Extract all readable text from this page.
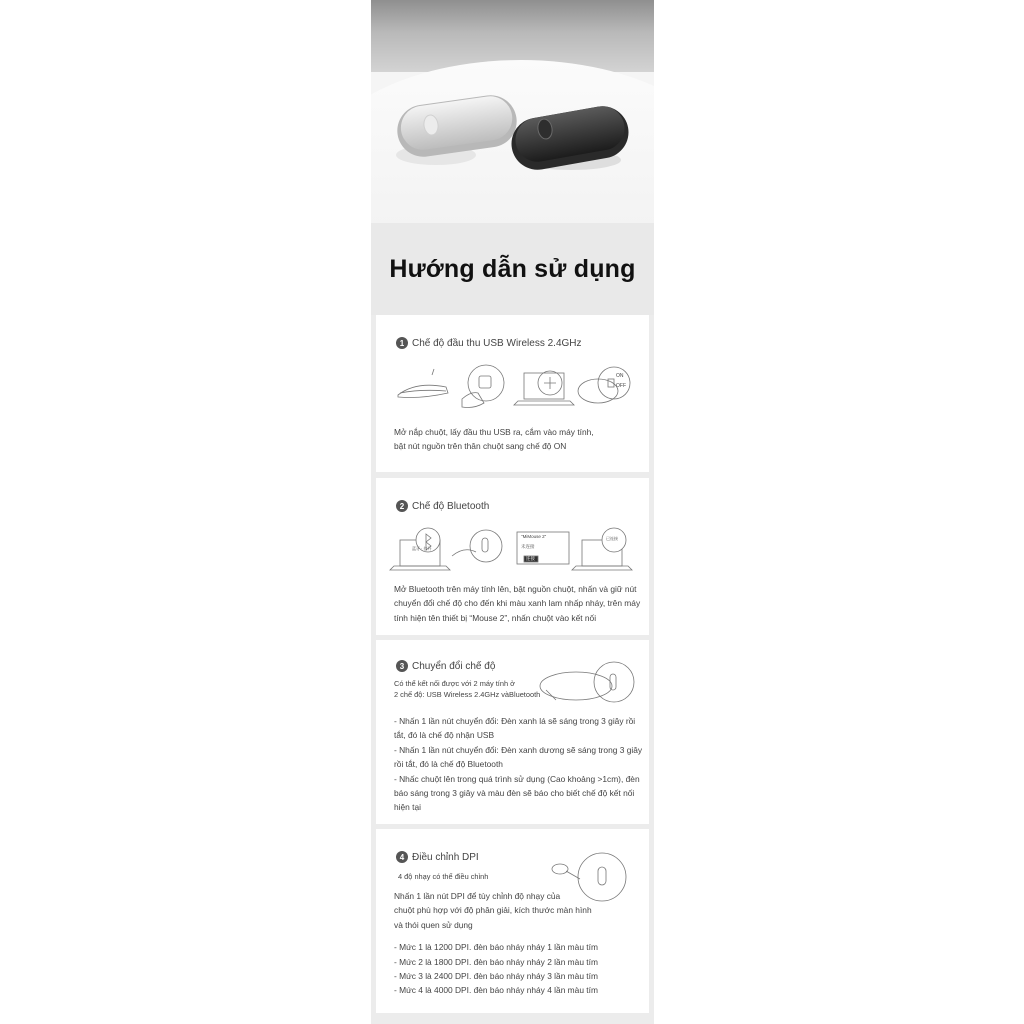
Hướng dẫn sử dụng
1 Chế độ đầu thu USB Wireless 2.4GHz
ON
OFF

Mở nắp chuột, lấy đầu thu USB ra, cắm vào máy tính,

bật nút nguồn trên thân chuột sang chế độ ON

2 Chế độ Bluetooth
"MiMouse 2"
未连接
连接
蓝牙 · 打开
已连接

Mở Bluetooth trên máy tính lên, bật nguồn chuột, nhấn và giữ nút

chuyển đổi chế độ cho đến khi màu xanh lam nhấp nháy, trên máy

tính hiện tên thiết bị “Mouse 2”, nhấn chuột vào kết nối

3 Chuyển đổi chế độ

Có thể kết nối được với 2 máy tính ở

2 chế độ: USB Wireless 2.4GHz vàBluetooth

- Nhấn 1 lần nút chuyển đổi: Đèn xanh lá sẽ sáng trong 3 giây rồi

tắt, đó là chế độ nhận USB

- Nhấn 1 lần nút chuyển đổi: Đèn xanh dương sẽ sáng trong 3 giây

rồi tắt, đó là chế độ Bluetooth

- Nhấc chuột lên trong quá trình sử dụng (Cao khoảng >1cm), đèn

báo sáng trong 3 giây và màu đèn sẽ báo cho biết chế độ kết nối

hiện tại

4 Điều chỉnh DPI
4 độ nhạy có thể điều chỉnh

Nhấn 1 lần nút DPI để tùy chỉnh độ nhạy của

chuột phù hợp với độ phân giải, kích thước màn hình

và thói quen sử dụng

- Mức 1 là 1200 DPI. đèn báo nháy nháy 1 lần màu tím

- Mức 2 là 1800 DPI. đèn báo nháy nháy 2 lần màu tím

- Mức 3 là 2400 DPI. đèn báo nháy nháy 3 lần màu tím

- Mức 4 là 4000 DPI. đèn báo nháy nháy 4 lần màu tím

────────────────

Job - Copy all the data exactly as written, but skip any picture.

Answer to this exercise -
Extract all readable text from this page.
Hướng dẫn sử dụng
1 Chế độ đầu thu USB Wireless 2.4GHz
ON
OFF

Mở nắp chuột, lấy đầu thu USB ra, cắm vào máy tính,

bật nút nguồn trên thân chuột sang chế độ ON

2 Chế độ Bluetooth
"MiMouse 2"
未连接
连接
蓝牙 · 打开
已连接

Mở Bluetooth trên máy tính lên, bật nguồn chuột, nhấn và giữ nút

chuyển đổi chế độ cho đến khi màu xanh lam nhấp nháy, trên máy

tính hiện tên thiết bị “Mouse 2”, nhấn chuột vào kết nối

3 Chuyển đổi chế độ

Có thể kết nối được với 2 máy tính ở

2 chế độ: USB Wireless 2.4GHz vàBluetooth

- Nhấn 1 lần nút chuyển đổi: Đèn xanh lá sẽ sáng trong 3 giây rồi

tắt, đó là chế độ nhận USB

- Nhấn 1 lần nút chuyển đổi: Đèn xanh dương sẽ sáng trong 3 giây

rồi tắt, đó là chế độ Bluetooth

- Nhấc chuột lên trong quá trình sử dụng (Cao khoảng >1cm), đèn

báo sáng trong 3 giây và màu đèn sẽ báo cho biết chế độ kết nối

hiện tại

4 Điều chỉnh DPI
4 độ nhạy có thể điều chỉnh

Nhấn 1 lần nút DPI để tùy chỉnh độ nhạy của

chuột phù hợp với độ phân giải, kích thước màn hình

và thói quen sử dụng

- Mức 1 là 1200 DPI. đèn báo nháy nháy 1 lần màu tím

- Mức 2 là 1800 DPI. đèn báo nháy nháy 2 lần màu tím

- Mức 3 là 2400 DPI. đèn báo nháy nháy 3 lần màu tím

- Mức 4 là 4000 DPI. đèn báo nháy nháy 4 lần màu tím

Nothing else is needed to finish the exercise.